Problem description:
Note how many lines in the entries contain the string "values", then give that number and nothing else.

Supplied material:
━━━━━━━━━━━━━━━━

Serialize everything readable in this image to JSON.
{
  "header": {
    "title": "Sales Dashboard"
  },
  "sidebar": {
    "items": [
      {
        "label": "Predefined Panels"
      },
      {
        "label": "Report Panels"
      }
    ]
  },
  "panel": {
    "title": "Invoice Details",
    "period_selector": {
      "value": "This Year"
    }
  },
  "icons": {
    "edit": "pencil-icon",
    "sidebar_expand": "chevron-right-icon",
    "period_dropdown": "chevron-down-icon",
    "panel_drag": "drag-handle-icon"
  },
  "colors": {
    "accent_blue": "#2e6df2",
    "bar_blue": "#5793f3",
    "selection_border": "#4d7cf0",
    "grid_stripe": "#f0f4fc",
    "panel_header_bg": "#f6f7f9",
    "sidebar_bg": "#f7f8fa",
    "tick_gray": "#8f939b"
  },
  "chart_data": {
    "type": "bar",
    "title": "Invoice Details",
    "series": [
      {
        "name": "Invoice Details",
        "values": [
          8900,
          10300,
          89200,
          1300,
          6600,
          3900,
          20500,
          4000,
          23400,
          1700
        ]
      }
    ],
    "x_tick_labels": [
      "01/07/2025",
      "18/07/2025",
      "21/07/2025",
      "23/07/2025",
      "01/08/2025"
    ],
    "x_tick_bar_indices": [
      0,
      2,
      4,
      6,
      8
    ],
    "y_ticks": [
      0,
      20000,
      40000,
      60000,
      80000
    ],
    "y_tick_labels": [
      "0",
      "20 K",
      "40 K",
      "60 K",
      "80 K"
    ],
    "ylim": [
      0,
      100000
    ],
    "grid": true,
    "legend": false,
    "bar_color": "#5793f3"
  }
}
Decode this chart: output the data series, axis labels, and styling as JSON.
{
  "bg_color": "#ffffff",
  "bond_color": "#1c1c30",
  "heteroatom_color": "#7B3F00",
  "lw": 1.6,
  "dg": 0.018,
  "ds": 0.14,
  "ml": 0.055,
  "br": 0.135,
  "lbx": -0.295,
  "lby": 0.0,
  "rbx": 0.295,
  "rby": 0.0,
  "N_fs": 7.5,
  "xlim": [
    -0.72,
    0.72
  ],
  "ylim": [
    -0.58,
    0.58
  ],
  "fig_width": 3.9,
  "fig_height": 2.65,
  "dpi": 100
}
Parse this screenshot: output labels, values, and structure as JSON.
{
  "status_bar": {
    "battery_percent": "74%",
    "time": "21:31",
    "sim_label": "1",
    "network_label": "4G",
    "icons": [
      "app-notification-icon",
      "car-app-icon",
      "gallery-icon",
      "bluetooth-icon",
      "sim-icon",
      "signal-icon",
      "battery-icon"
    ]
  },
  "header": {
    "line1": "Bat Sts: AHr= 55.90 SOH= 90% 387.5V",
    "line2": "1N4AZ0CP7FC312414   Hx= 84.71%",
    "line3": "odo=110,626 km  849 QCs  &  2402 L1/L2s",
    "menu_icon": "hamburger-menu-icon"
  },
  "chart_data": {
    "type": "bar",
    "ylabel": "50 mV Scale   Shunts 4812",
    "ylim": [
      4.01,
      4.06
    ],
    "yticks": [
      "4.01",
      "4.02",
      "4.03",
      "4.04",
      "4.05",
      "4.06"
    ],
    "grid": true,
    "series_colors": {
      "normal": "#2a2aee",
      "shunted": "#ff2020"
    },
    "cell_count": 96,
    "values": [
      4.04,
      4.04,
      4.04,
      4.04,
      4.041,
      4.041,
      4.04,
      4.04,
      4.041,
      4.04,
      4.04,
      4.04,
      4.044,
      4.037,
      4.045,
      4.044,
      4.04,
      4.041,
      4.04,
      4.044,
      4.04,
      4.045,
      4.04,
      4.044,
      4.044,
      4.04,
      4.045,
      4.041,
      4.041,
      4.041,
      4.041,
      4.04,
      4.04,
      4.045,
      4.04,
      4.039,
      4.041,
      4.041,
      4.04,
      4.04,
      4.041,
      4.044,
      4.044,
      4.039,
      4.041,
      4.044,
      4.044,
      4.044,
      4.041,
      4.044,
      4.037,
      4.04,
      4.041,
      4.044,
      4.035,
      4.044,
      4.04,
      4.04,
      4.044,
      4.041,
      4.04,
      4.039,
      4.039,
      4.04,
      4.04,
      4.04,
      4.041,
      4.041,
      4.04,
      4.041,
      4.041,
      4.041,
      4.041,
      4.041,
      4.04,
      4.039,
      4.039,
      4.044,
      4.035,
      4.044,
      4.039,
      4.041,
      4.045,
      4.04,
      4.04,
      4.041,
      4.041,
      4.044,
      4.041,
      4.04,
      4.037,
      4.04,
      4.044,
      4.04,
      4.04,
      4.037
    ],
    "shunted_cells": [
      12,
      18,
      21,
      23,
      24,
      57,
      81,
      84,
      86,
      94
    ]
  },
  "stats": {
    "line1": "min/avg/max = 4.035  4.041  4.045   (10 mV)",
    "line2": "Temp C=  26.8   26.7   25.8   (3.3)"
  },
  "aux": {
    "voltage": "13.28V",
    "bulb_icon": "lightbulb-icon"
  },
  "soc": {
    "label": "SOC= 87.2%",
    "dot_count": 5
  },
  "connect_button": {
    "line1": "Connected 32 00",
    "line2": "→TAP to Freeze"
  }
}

━━━━━━━━━━━━━━━━

Correct response:
3